▶ **Written instruction**: Copy out the data below from the line containing "Read all visible content and emit it as JSON." to the line containing "Extract the structured", both lines included, with all images left out.
— start Given entries —
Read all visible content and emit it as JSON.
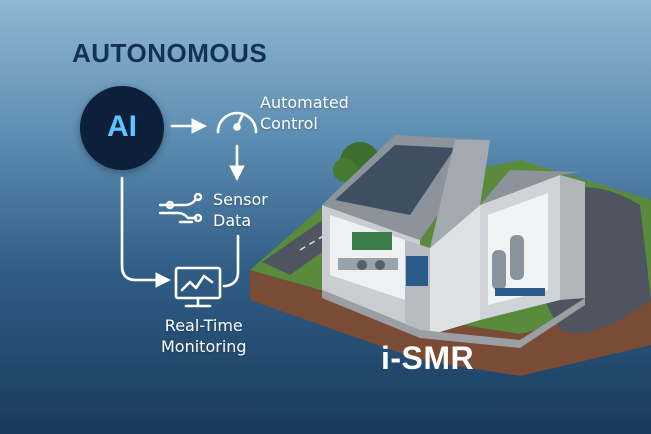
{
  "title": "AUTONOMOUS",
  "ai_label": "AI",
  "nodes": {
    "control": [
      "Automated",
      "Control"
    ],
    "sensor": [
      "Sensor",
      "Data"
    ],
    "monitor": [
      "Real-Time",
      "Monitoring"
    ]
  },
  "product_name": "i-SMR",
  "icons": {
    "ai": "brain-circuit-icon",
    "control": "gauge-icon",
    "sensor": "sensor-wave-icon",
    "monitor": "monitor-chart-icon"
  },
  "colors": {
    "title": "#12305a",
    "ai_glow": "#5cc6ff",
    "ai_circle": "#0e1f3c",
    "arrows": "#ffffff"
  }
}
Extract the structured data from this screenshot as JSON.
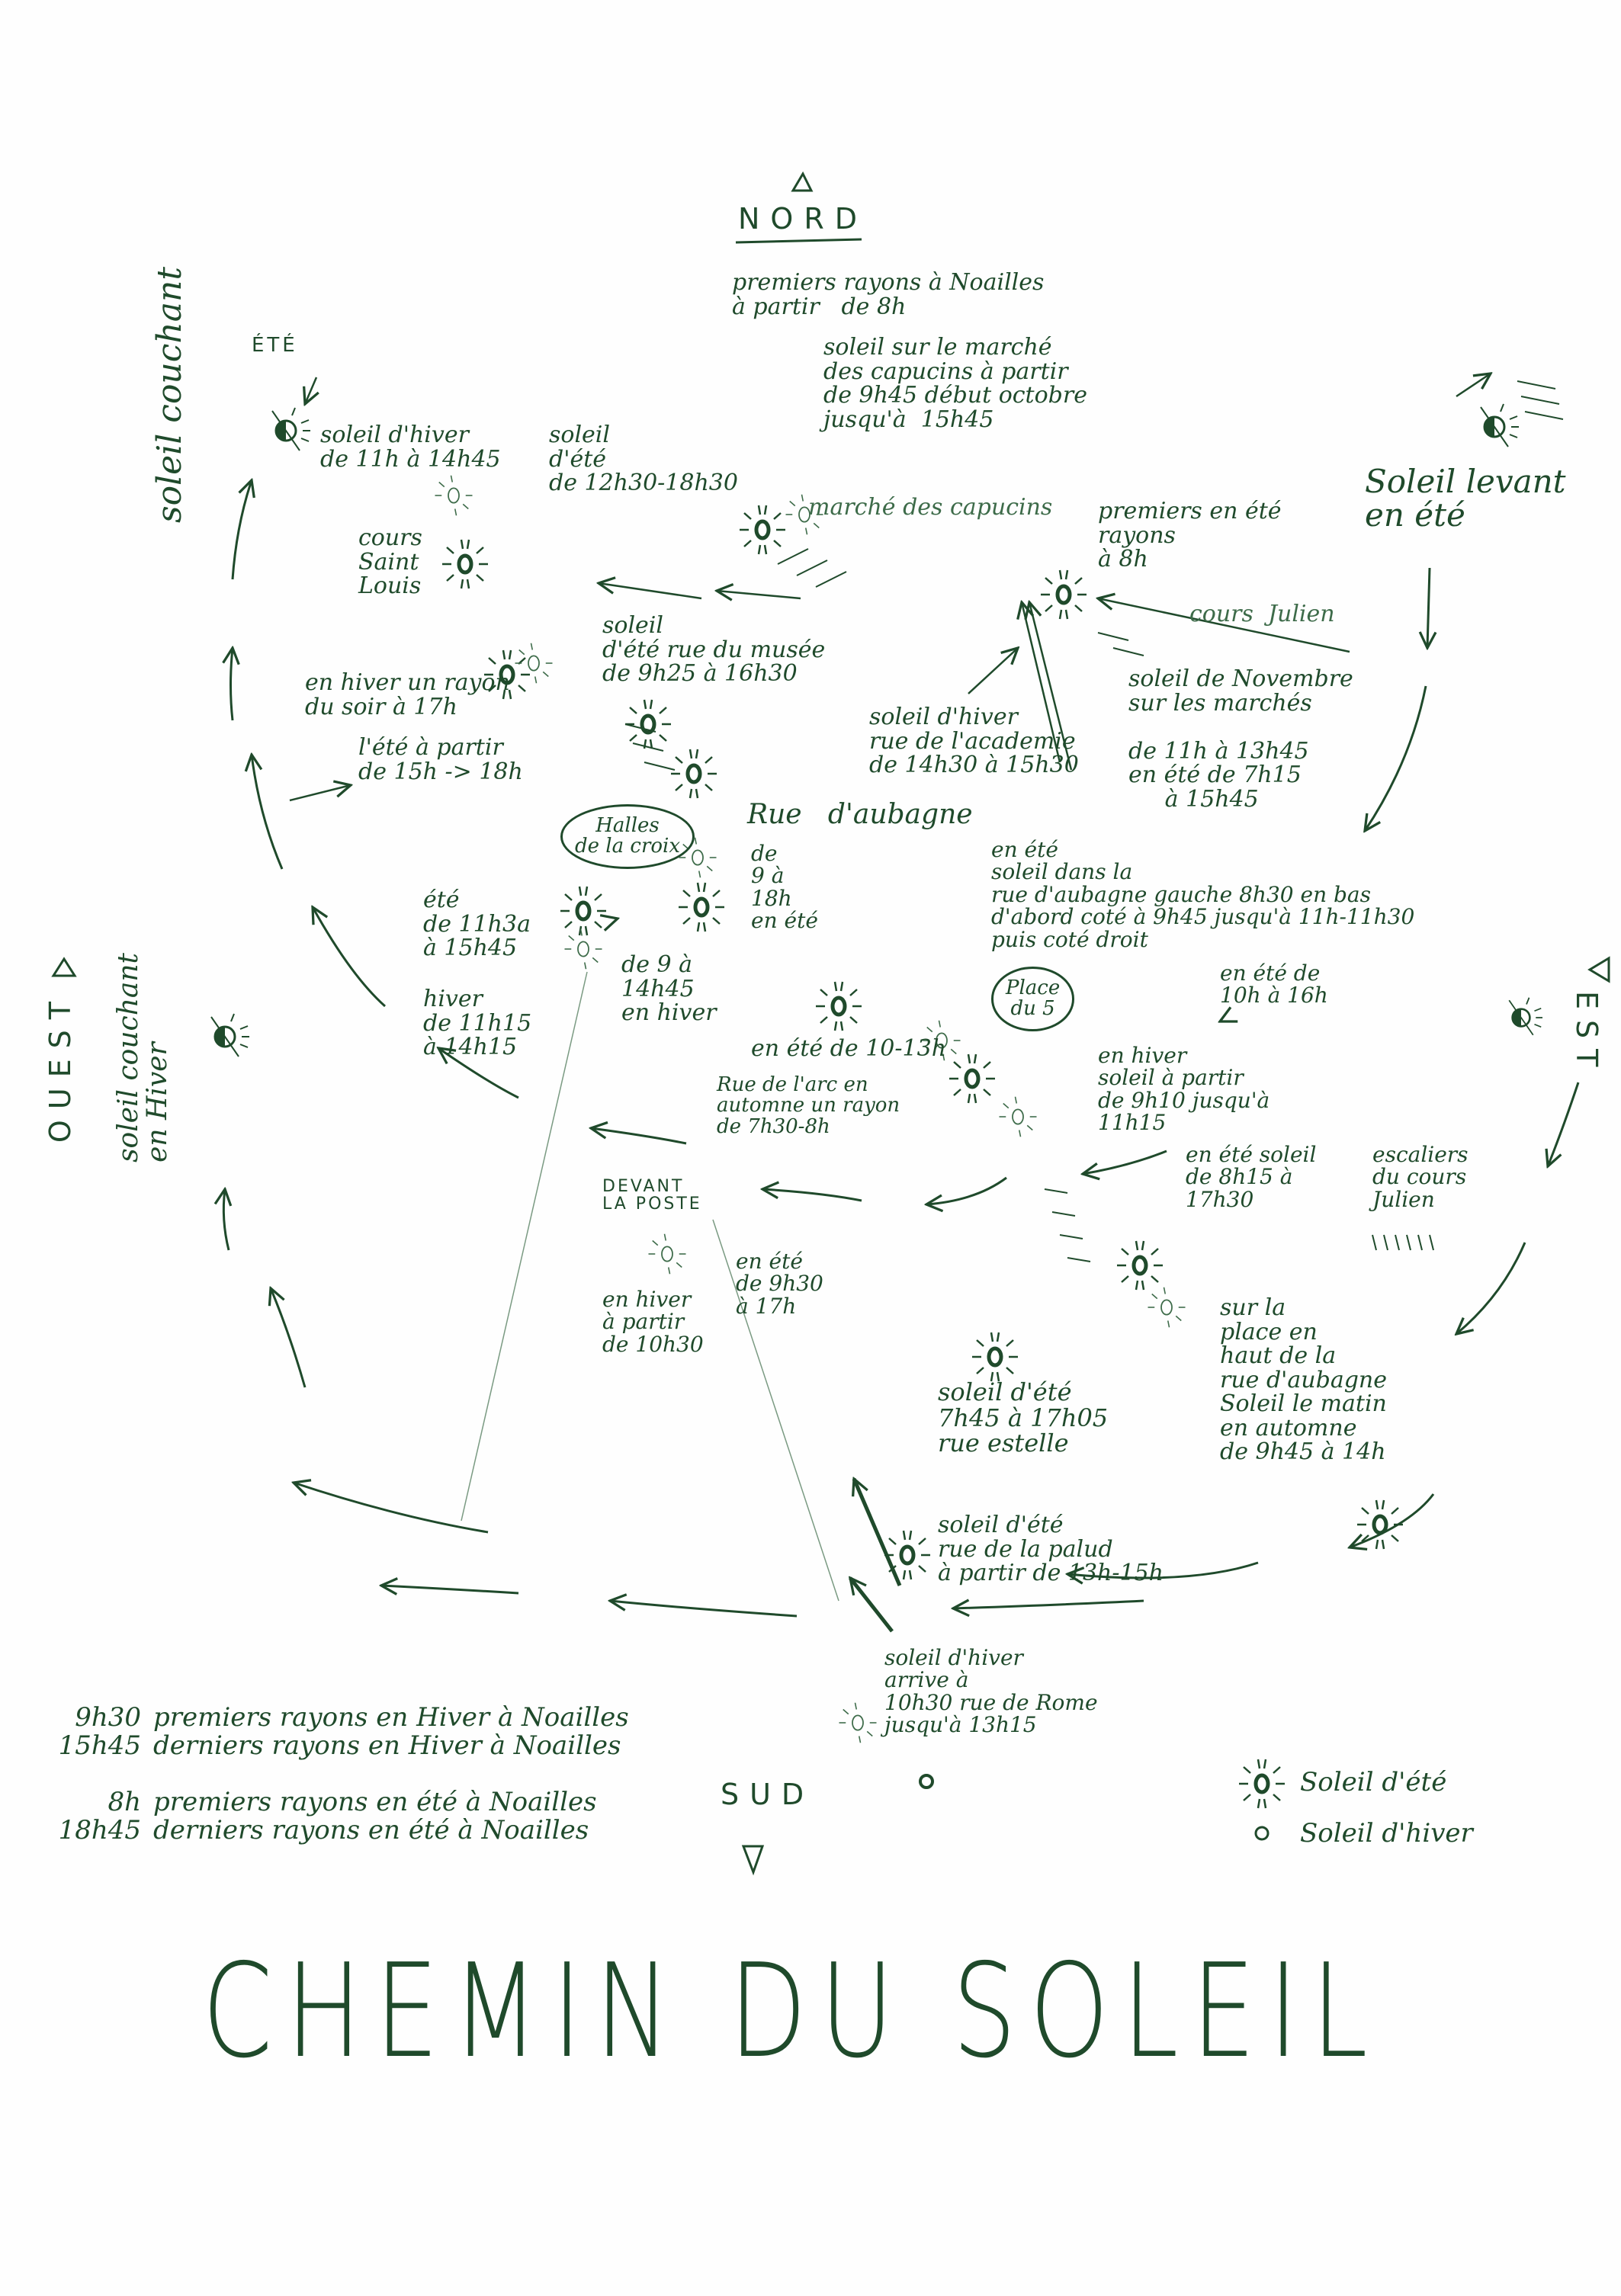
— end Given entries —
— start Given entries —
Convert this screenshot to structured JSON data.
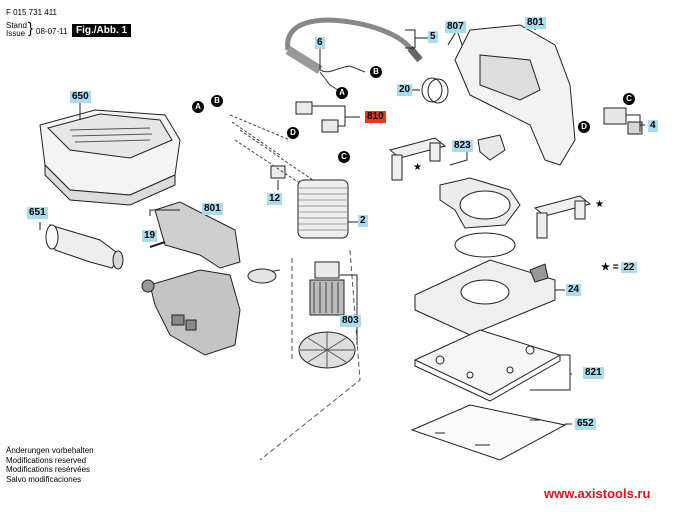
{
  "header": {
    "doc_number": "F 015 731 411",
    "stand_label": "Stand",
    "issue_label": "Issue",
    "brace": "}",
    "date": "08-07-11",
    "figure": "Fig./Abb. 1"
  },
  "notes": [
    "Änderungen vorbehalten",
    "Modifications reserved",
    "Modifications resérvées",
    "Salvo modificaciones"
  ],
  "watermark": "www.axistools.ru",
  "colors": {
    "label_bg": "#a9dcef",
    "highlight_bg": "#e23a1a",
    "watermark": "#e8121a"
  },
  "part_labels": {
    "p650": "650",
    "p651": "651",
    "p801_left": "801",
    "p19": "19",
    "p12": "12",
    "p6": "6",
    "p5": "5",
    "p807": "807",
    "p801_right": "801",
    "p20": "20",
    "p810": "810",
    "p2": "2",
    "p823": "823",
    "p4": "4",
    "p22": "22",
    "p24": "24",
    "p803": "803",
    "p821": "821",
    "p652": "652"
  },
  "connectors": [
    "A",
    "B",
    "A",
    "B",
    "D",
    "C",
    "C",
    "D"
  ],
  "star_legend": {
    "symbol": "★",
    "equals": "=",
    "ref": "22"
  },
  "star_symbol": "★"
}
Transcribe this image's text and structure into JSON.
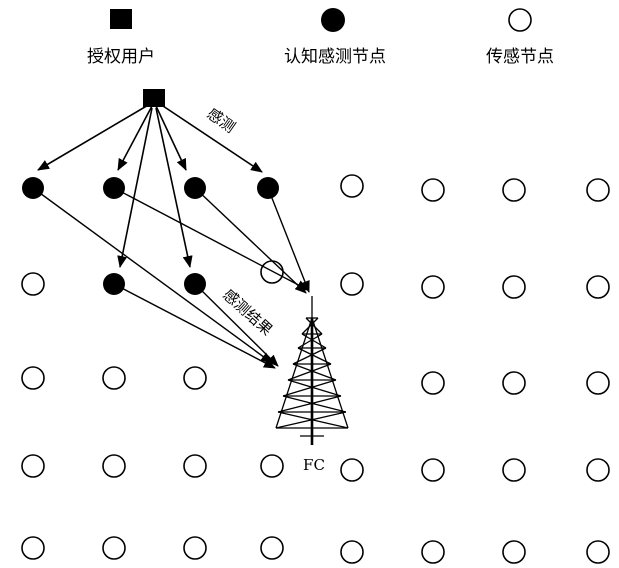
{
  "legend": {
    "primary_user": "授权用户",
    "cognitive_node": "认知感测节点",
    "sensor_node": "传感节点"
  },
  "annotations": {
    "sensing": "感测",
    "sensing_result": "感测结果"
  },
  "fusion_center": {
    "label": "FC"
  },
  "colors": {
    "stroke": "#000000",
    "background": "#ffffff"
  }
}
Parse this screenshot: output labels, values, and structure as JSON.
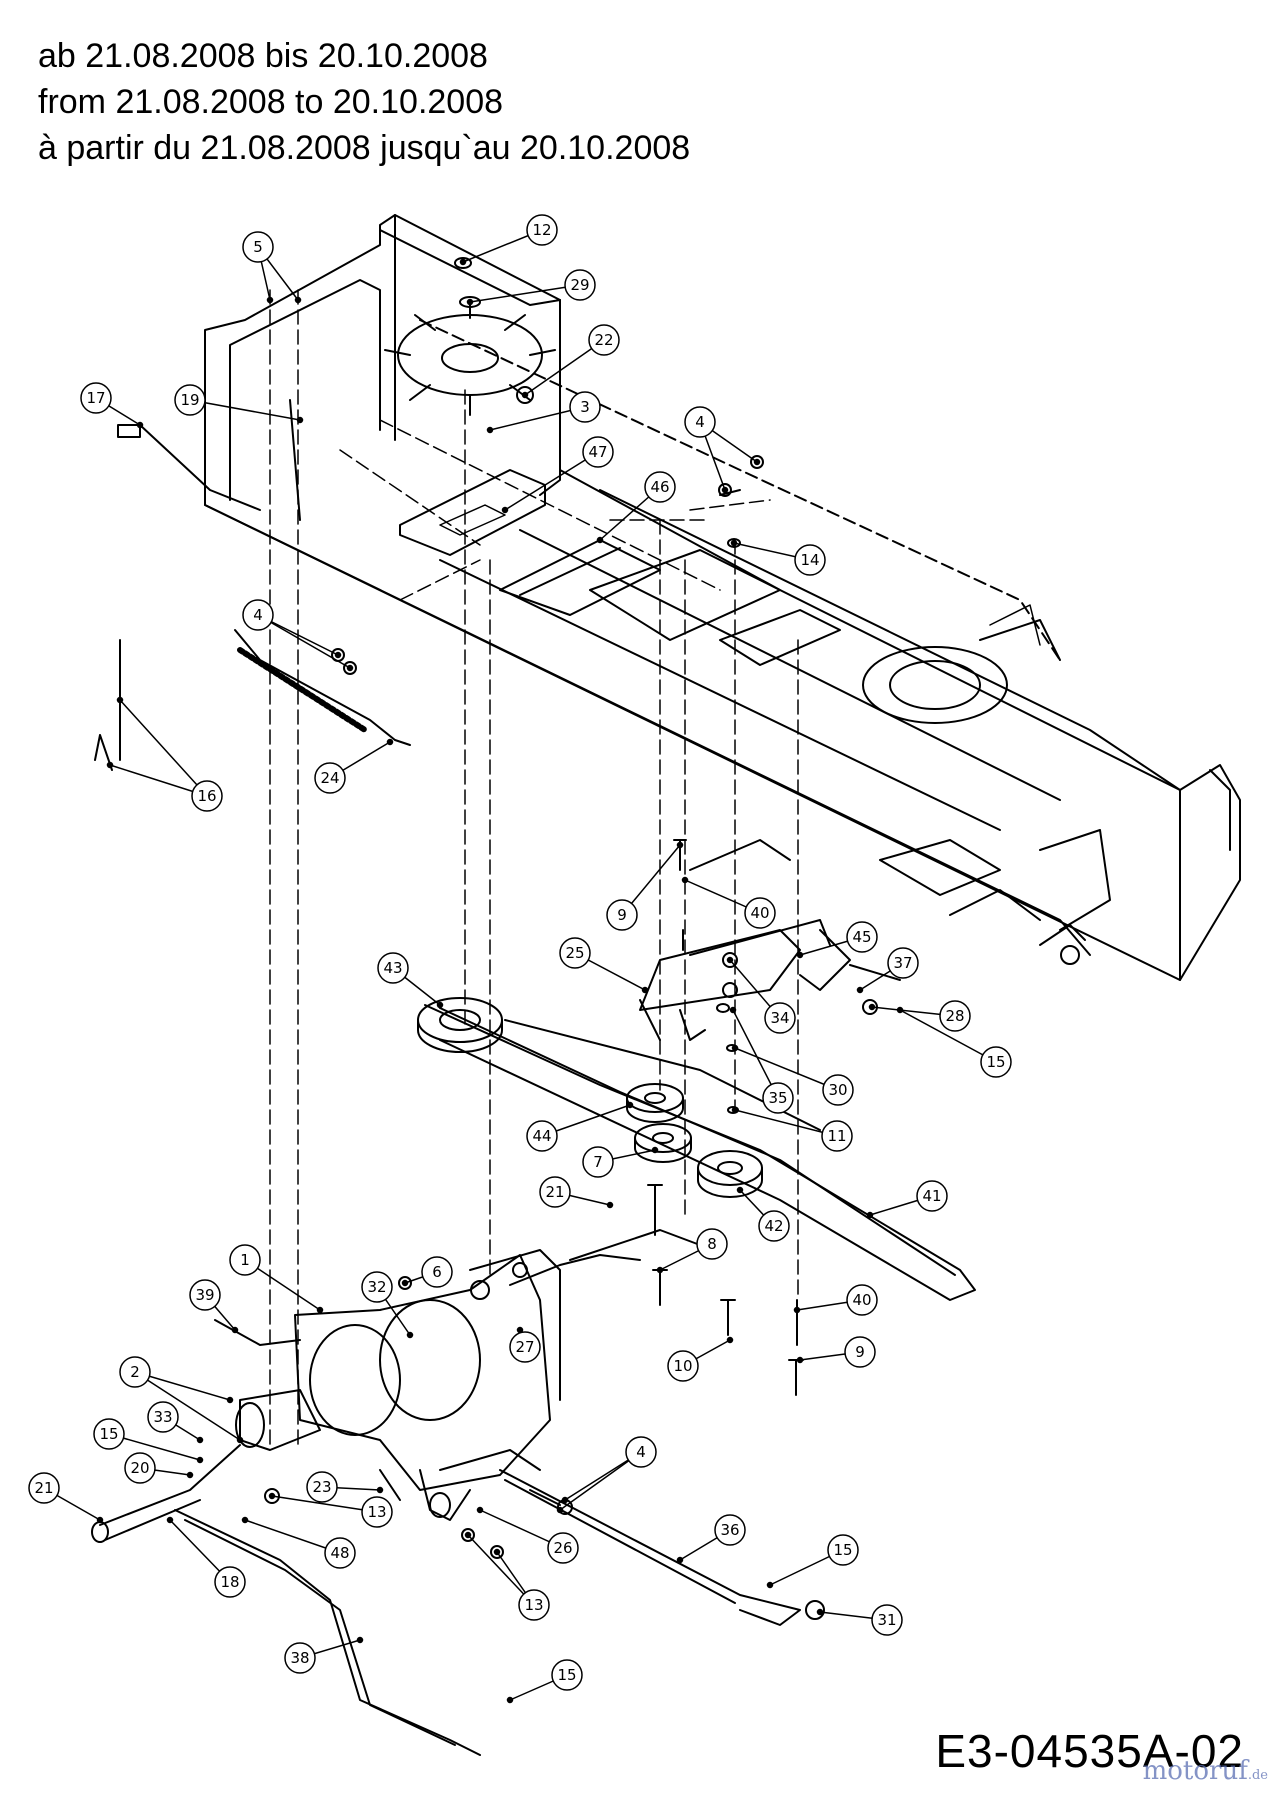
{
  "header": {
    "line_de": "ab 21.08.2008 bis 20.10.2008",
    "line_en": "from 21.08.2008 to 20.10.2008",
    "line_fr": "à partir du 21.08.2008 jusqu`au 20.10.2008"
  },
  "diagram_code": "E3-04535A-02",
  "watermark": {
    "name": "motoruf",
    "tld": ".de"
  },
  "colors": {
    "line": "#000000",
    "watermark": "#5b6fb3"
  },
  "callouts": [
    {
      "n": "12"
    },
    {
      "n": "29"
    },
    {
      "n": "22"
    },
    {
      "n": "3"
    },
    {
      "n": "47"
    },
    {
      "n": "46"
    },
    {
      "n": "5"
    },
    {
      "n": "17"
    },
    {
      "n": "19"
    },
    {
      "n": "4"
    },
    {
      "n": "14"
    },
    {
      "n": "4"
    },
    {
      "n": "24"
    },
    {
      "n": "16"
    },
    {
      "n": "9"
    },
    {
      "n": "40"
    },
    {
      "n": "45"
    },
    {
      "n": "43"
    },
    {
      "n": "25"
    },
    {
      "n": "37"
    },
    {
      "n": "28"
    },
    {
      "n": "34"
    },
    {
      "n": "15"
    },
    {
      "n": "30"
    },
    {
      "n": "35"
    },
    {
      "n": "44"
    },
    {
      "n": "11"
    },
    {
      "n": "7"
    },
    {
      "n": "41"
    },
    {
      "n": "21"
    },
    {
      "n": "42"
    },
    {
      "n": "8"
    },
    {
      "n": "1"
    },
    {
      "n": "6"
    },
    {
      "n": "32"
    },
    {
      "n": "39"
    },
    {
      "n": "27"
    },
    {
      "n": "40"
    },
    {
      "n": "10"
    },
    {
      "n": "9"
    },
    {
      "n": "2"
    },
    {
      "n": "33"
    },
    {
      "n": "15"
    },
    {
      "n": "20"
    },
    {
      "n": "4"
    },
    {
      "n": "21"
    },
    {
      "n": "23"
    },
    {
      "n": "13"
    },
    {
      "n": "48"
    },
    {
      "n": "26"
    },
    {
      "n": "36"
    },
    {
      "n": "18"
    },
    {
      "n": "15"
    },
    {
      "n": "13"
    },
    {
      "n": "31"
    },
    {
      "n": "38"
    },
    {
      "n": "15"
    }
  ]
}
— end Given entries —
▶ **Finished answer**:
Read all visible content and emit it as JSON.
{
  "title": "AUTONOMOUS",
  "ai_label": "AI",
  "nodes": {
    "control": [
      "Automated",
      "Control"
    ],
    "sensor": [
      "Sensor",
      "Data"
    ],
    "monitor": [
      "Real-Time",
      "Monitoring"
    ]
  },
  "product_name": "i-SMR",
  "icons": {
    "ai": "brain-circuit-icon",
    "control": "gauge-icon",
    "sensor": "sensor-wave-icon",
    "monitor": "monitor-chart-icon"
  },
  "colors": {
    "title": "#12305a",
    "ai_glow": "#5cc6ff",
    "ai_circle": "#0e1f3c",
    "arrows": "#ffffff"
  }
}
Extract the structured data from this screenshot as JSON.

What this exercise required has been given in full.